## TASK SET
**a)** Answer these about the vmalloc patch:
(i) According to the patch, what is a bottle-neck?
(ii) How many insertions and deletions does it report for mm/vmalloc.c?
(iii) Which member does the diff add to struct vmap_node?
**b)** Duplicate the vmalloc patch from "Concurrent access to" up to and including "global vmap lock.".

## DOCUMENT SEGMENT
[PATCH v2 6/9] mm: vmalloc: Offload free_vmap_area_lock lock

[Uladzislau Rezki (Sony)]

Concurrent access to a global vmap space is a bottle-neck.
We can simulate a high contention by running a vmalloc test
suite.

To address it, introduce an effective vmap node logic. Each
node behaves as independent entity. When a node is accessed
it serves a request directly(if possible) also it can fetch
a new block from a global heap to its internals if no space
or low capacity is left.

This technique reduces a pressure on the global vmap lock.

Signed-off-by: Uladzislau Rezki (Sony) <urezki@xxxxxxxxx>
---
 mm/vmalloc.c | 316 +++++++++++++++++++++++++++++++++++++++++++++------
 1 file changed, 279 insertions(+), 37 deletions(-)

diff --git a/mm/vmalloc.c b/mm/vmalloc.c
index 5a8a9c1370b6..4fd4915c532d 100644
--- a/mm/vmalloc.c
+++ b/mm/vmalloc.c
@@ -779,6 +779,7 @@ struct rb_list {
 
 struct vmap_node {
 	/* Bookkeeping data of this node. */
+	struct rb_list free;
 	struct rb_list busy;
 	struct rb_list lazy;
 
@@ -786,6 +787,13 @@ struct vmap_node {
 	 * Ready-to-free areas.

## DATASET EXTRACT
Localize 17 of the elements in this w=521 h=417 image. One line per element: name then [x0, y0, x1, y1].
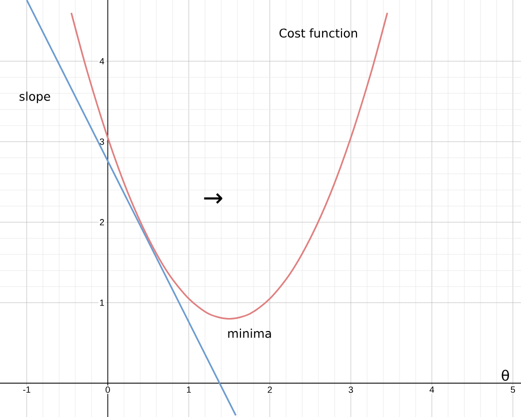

## ANSWERS TO THE TASKS
**a)**
(i) Concurrent access to a global vmap space.
(ii) 279 insertions and 37 deletions.
(iii) struct rb_list free;

**b)**
Concurrent access to a global vmap space is a bottle-neck.
We can simulate a high contention by running a vmalloc test
suite.

To address it, introduce an effective vmap node logic. Each
node behaves as independent entity. When a node is accessed
it serves a request directly(if possible) also it can fetch
a new block from a global heap to its internals if no space
or low capacity is left.

This technique reduces a pressure on the global vmap lock.